Some records
[START]
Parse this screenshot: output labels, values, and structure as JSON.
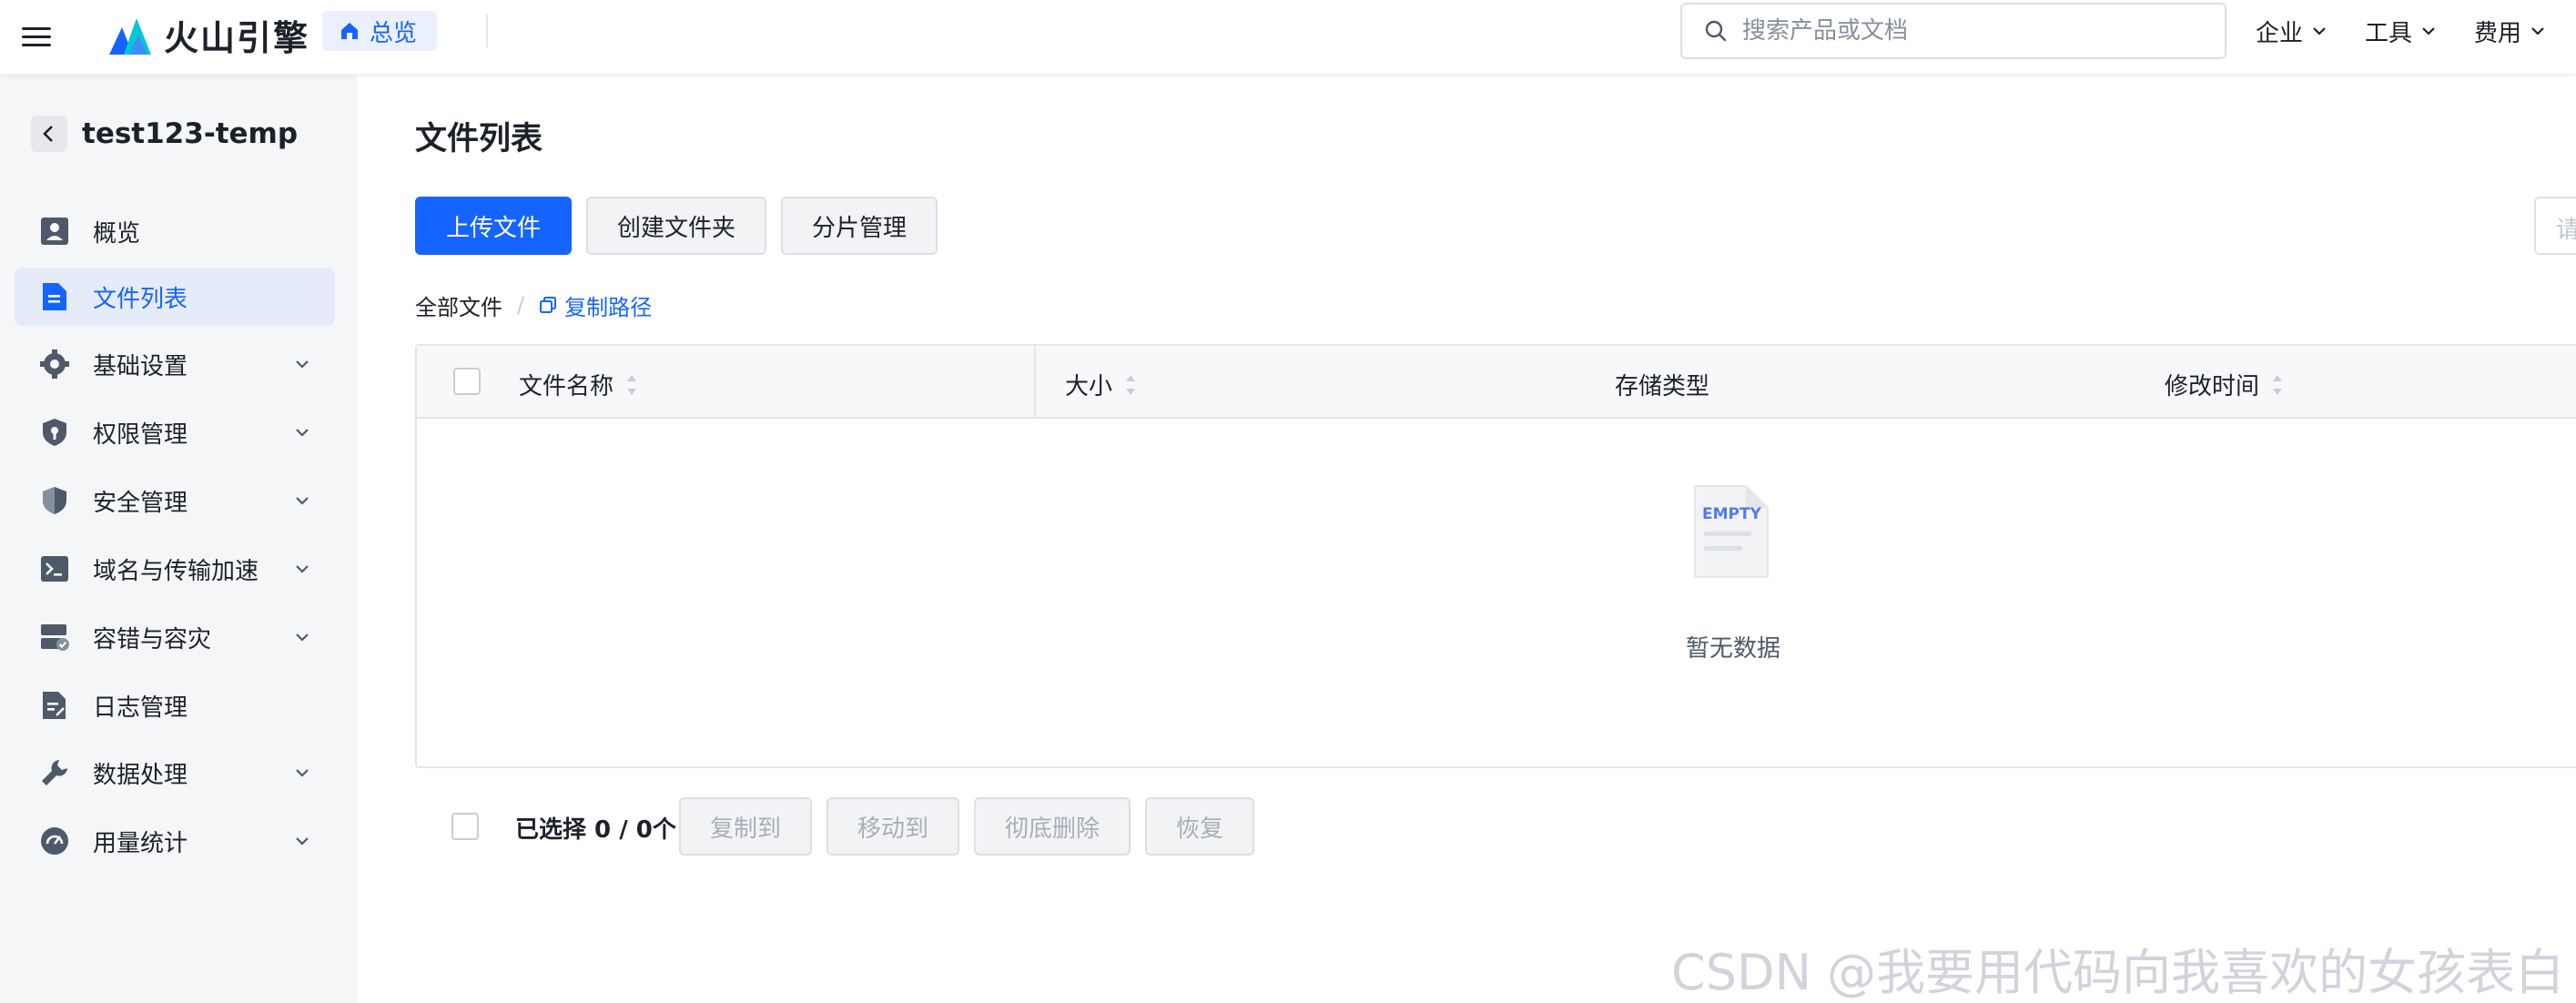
{
  "header": {
    "logo_text": "火山引擎",
    "home_label": "总览",
    "search_placeholder": "搜索产品或文档",
    "menus": [
      "企业",
      "工具",
      "费用"
    ]
  },
  "sidebar": {
    "bucket_name": "test123-temp",
    "items": [
      {
        "label": "概览",
        "icon": "overview-icon",
        "expandable": false,
        "active": false
      },
      {
        "label": "文件列表",
        "icon": "file-icon",
        "expandable": false,
        "active": true
      },
      {
        "label": "基础设置",
        "icon": "gear-icon",
        "expandable": true,
        "active": false
      },
      {
        "label": "权限管理",
        "icon": "shield-key-icon",
        "expandable": true,
        "active": false
      },
      {
        "label": "安全管理",
        "icon": "shield-icon",
        "expandable": true,
        "active": false
      },
      {
        "label": "域名与传输加速",
        "icon": "terminal-icon",
        "expandable": true,
        "active": false
      },
      {
        "label": "容错与容灾",
        "icon": "server-icon",
        "expandable": true,
        "active": false
      },
      {
        "label": "日志管理",
        "icon": "log-icon",
        "expandable": false,
        "active": false
      },
      {
        "label": "数据处理",
        "icon": "wrench-icon",
        "expandable": true,
        "active": false
      },
      {
        "label": "用量统计",
        "icon": "gauge-icon",
        "expandable": true,
        "active": false
      }
    ]
  },
  "main": {
    "title": "文件列表",
    "toolbar": {
      "upload": "上传文件",
      "create_folder": "创建文件夹",
      "multipart": "分片管理",
      "right_input_placeholder": "请"
    },
    "breadcrumb": {
      "all": "全部文件",
      "separator": "/",
      "copy_path": "复制路径"
    },
    "table": {
      "columns": [
        "文件名称",
        "大小",
        "存储类型",
        "修改时间"
      ],
      "rows": [],
      "empty_text": "暂无数据",
      "empty_illustration_text": "EMPTY"
    },
    "footer": {
      "selected": "已选择 0 / 0个",
      "actions": [
        "复制到",
        "移动到",
        "彻底删除",
        "恢复"
      ]
    }
  },
  "watermark": "CSDN @我要用代码向我喜欢的女孩表白",
  "colors": {
    "primary": "#1664ff",
    "sidebar_bg": "#f5f6f8",
    "active_bg": "#e5ebf9"
  }
}
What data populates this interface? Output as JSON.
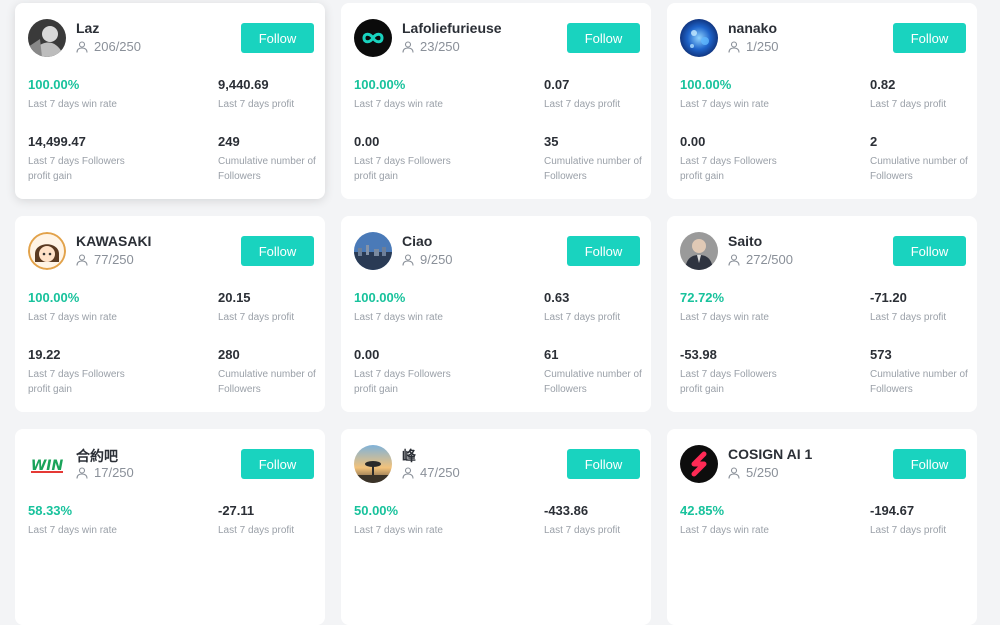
{
  "follow_label": "Follow",
  "colors": {
    "accent": "#19d3bf",
    "positive": "#18c29c"
  },
  "cards": [
    {
      "name": "Laz",
      "followers": "206/250",
      "avatar_icon": "portrait-bw-avatar-icon",
      "win_rate": "100.00%",
      "win_rate_label": "Last 7 days win rate",
      "profit": "9,440.69",
      "profit_label": "Last 7 days profit",
      "followers_gain": "14,499.47",
      "followers_gain_label": "Last 7 days Followers profit gain",
      "cumulative": "249",
      "cumulative_label": "Cumulative number of Followers"
    },
    {
      "name": "Lafoliefurieuse",
      "followers": "23/250",
      "avatar_icon": "infinity-logo-avatar-icon",
      "win_rate": "100.00%",
      "win_rate_label": "Last 7 days win rate",
      "profit": "0.07",
      "profit_label": "Last 7 days profit",
      "followers_gain": "0.00",
      "followers_gain_label": "Last 7 days Followers profit gain",
      "cumulative": "35",
      "cumulative_label": "Cumulative number of Followers"
    },
    {
      "name": "nanako",
      "followers": "1/250",
      "avatar_icon": "blue-abstract-avatar-icon",
      "win_rate": "100.00%",
      "win_rate_label": "Last 7 days win rate",
      "profit": "0.82",
      "profit_label": "Last 7 days profit",
      "followers_gain": "0.00",
      "followers_gain_label": "Last 7 days Followers profit gain",
      "cumulative": "2",
      "cumulative_label": "Cumulative number of Followers"
    },
    {
      "name": "KAWASAKI",
      "followers": "77/250",
      "avatar_icon": "anime-girl-avatar-icon",
      "win_rate": "100.00%",
      "win_rate_label": "Last 7 days win rate",
      "profit": "20.15",
      "profit_label": "Last 7 days profit",
      "followers_gain": "19.22",
      "followers_gain_label": "Last 7 days Followers profit gain",
      "cumulative": "280",
      "cumulative_label": "Cumulative number of Followers"
    },
    {
      "name": "Ciao",
      "followers": "9/250",
      "avatar_icon": "city-skyline-avatar-icon",
      "win_rate": "100.00%",
      "win_rate_label": "Last 7 days win rate",
      "profit": "0.63",
      "profit_label": "Last 7 days profit",
      "followers_gain": "0.00",
      "followers_gain_label": "Last 7 days Followers profit gain",
      "cumulative": "61",
      "cumulative_label": "Cumulative number of Followers"
    },
    {
      "name": "Saito",
      "followers": "272/500",
      "avatar_icon": "man-in-suit-avatar-icon",
      "win_rate": "72.72%",
      "win_rate_label": "Last 7 days win rate",
      "profit": "-71.20",
      "profit_label": "Last 7 days profit",
      "followers_gain": "-53.98",
      "followers_gain_label": "Last 7 days Followers profit gain",
      "cumulative": "573",
      "cumulative_label": "Cumulative number of Followers"
    },
    {
      "name": "合約吧",
      "followers": "17/250",
      "avatar_icon": "win-logo-avatar-icon",
      "avatar_text": "WIN",
      "win_rate": "58.33%",
      "win_rate_label": "Last 7 days win rate",
      "profit": "-27.11",
      "profit_label": "Last 7 days profit",
      "followers_gain": "",
      "followers_gain_label": "",
      "cumulative": "",
      "cumulative_label": ""
    },
    {
      "name": "峰",
      "followers": "47/250",
      "avatar_icon": "sunset-tree-avatar-icon",
      "win_rate": "50.00%",
      "win_rate_label": "Last 7 days win rate",
      "profit": "-433.86",
      "profit_label": "Last 7 days profit",
      "followers_gain": "",
      "followers_gain_label": "",
      "cumulative": "",
      "cumulative_label": ""
    },
    {
      "name": "COSIGN AI 1",
      "followers": "5/250",
      "avatar_icon": "cosign-logo-avatar-icon",
      "win_rate": "42.85%",
      "win_rate_label": "Last 7 days win rate",
      "profit": "-194.67",
      "profit_label": "Last 7 days profit",
      "followers_gain": "",
      "followers_gain_label": "",
      "cumulative": "",
      "cumulative_label": ""
    }
  ]
}
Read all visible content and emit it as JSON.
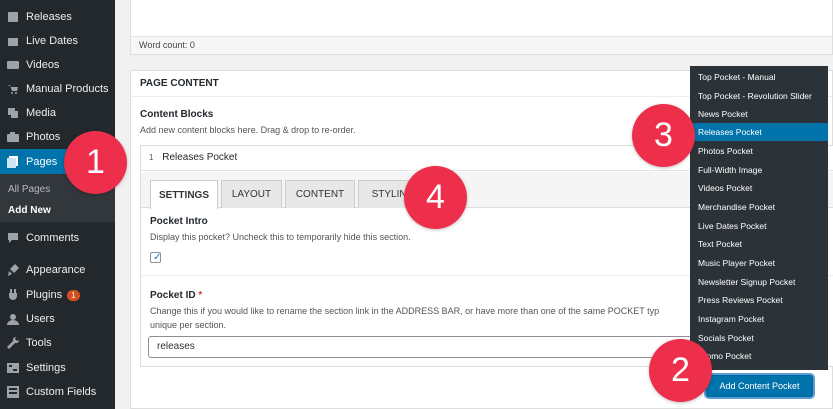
{
  "sidebar": {
    "items": [
      {
        "label": "Releases",
        "icon": "releases-icon"
      },
      {
        "label": "Live Dates",
        "icon": "calendar-icon"
      },
      {
        "label": "Videos",
        "icon": "video-icon"
      },
      {
        "label": "Manual Products",
        "icon": "cart-icon"
      },
      {
        "label": "Media",
        "icon": "media-icon"
      },
      {
        "label": "Photos",
        "icon": "camera-icon"
      },
      {
        "label": "Pages",
        "icon": "pages-icon"
      },
      {
        "label": "Comments",
        "icon": "comment-icon"
      },
      {
        "label": "Appearance",
        "icon": "brush-icon"
      },
      {
        "label": "Plugins",
        "icon": "plug-icon",
        "badge": "1"
      },
      {
        "label": "Users",
        "icon": "user-icon"
      },
      {
        "label": "Tools",
        "icon": "wrench-icon"
      },
      {
        "label": "Settings",
        "icon": "settings-icon"
      },
      {
        "label": "Custom Fields",
        "icon": "grid-icon"
      }
    ],
    "submenu": {
      "all_pages": "All Pages",
      "add_new": "Add New"
    },
    "active_color": "#0073aa"
  },
  "editor": {
    "word_count": "Word count: 0"
  },
  "panel": {
    "title": "PAGE CONTENT",
    "content_blocks_label": "Content Blocks",
    "content_blocks_desc": "Add new content blocks here. Drag & drop to re-order.",
    "block": {
      "number": "1",
      "name": "Releases Pocket",
      "tabs": [
        "SETTINGS",
        "LAYOUT",
        "CONTENT",
        "STYLING"
      ],
      "pocket_intro_label": "Pocket Intro",
      "pocket_intro_desc": "Display this pocket? Uncheck this to temporarily hide this section.",
      "pocket_intro_checked": true,
      "pocket_id_label": "Pocket ID",
      "required_mark": "*",
      "pocket_id_desc_line1": "Change this if you would like to rename the section link in the ADDRESS BAR, or have more than one of the same POCKET typ",
      "pocket_id_desc_line2": "unique per section.",
      "pocket_id_value": "releases"
    }
  },
  "dropdown": {
    "items": [
      "Top Pocket - Manual",
      "Top Pocket - Revolution Slider",
      "News Pocket",
      "Releases Pocket",
      "Photos Pocket",
      "Full-Width Image",
      "Videos Pocket",
      "Merchandise Pocket",
      "Live Dates Pocket",
      "Text Pocket",
      "Music Player Pocket",
      "Newsletter Signup Pocket",
      "Press Reviews Pocket",
      "Instagram Pocket",
      "Socials Pocket",
      "Promo Pocket"
    ],
    "highlighted": "Releases Pocket"
  },
  "add_button": "Add Content Pocket",
  "callouts": [
    "1",
    "2",
    "3",
    "4"
  ],
  "colors": {
    "callout": "#ee2f4b",
    "accent": "#0073aa",
    "sidebar_bg": "#23282d"
  }
}
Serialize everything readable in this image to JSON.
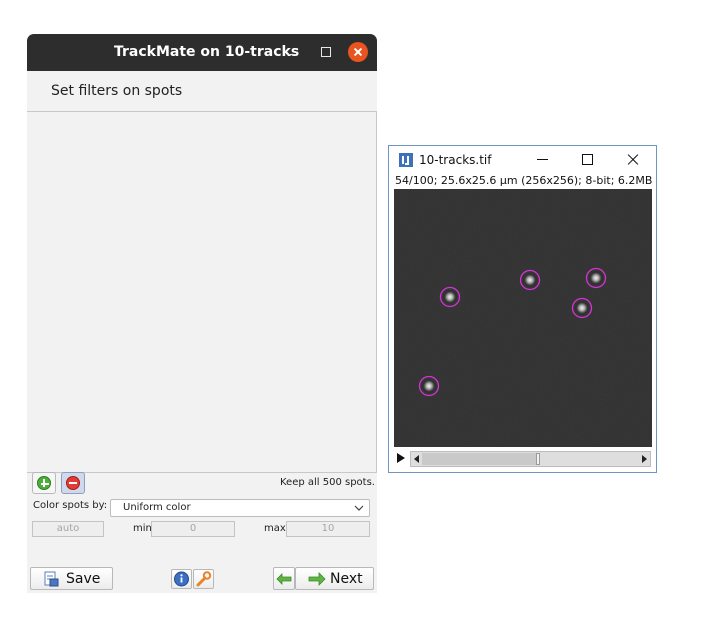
{
  "trackmate": {
    "title": "TrackMate on 10-tracks",
    "heading": "Set filters on spots",
    "keep_text": "Keep all 500 spots.",
    "color_by_label": "Color spots by:",
    "color_by_value": "Uniform color",
    "auto_label": "auto",
    "min_label": "min",
    "min_value": "0",
    "max_label": "max",
    "max_value": "10",
    "save_label": "Save",
    "next_label": "Next"
  },
  "image_window": {
    "title": "10-tracks.tif",
    "info": "54/100; 25.6x25.6 µm (256x256); 8-bit; 6.2MB",
    "frame": 54,
    "frame_count": 100,
    "spot_color": "#d633d6"
  },
  "colors": {
    "titlebar_dark": "#2d2d2d",
    "close_orange": "#e95420",
    "window_bg": "#f2f2f2",
    "image_window_border": "#6f95c4"
  }
}
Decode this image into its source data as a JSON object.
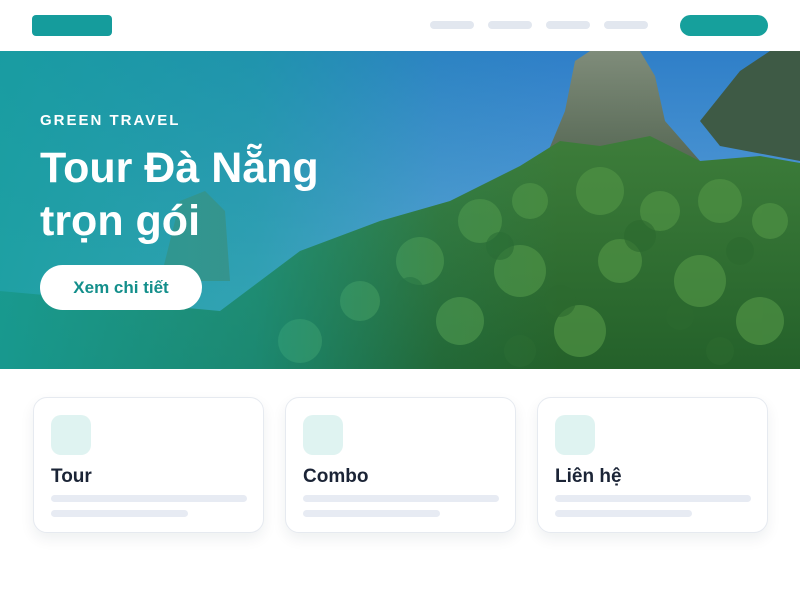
{
  "hero": {
    "eyebrow": "GREEN TRAVEL",
    "title": "Tour Đà Nẵng trọn gói",
    "button_label": "Xem chi tiết"
  },
  "cards": [
    {
      "title": "Tour"
    },
    {
      "title": "Combo"
    },
    {
      "title": "Liên hệ"
    }
  ],
  "colors": {
    "accent": "#16a09c",
    "icon_bg": "#dff3f1",
    "skeleton": "#e2e7ef",
    "text_dark": "#1b2436"
  }
}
[END]
#### [Short exercise]
Say how many lines have the string "tracks" in them, offering no words beyond the number.

#### [The solution]
2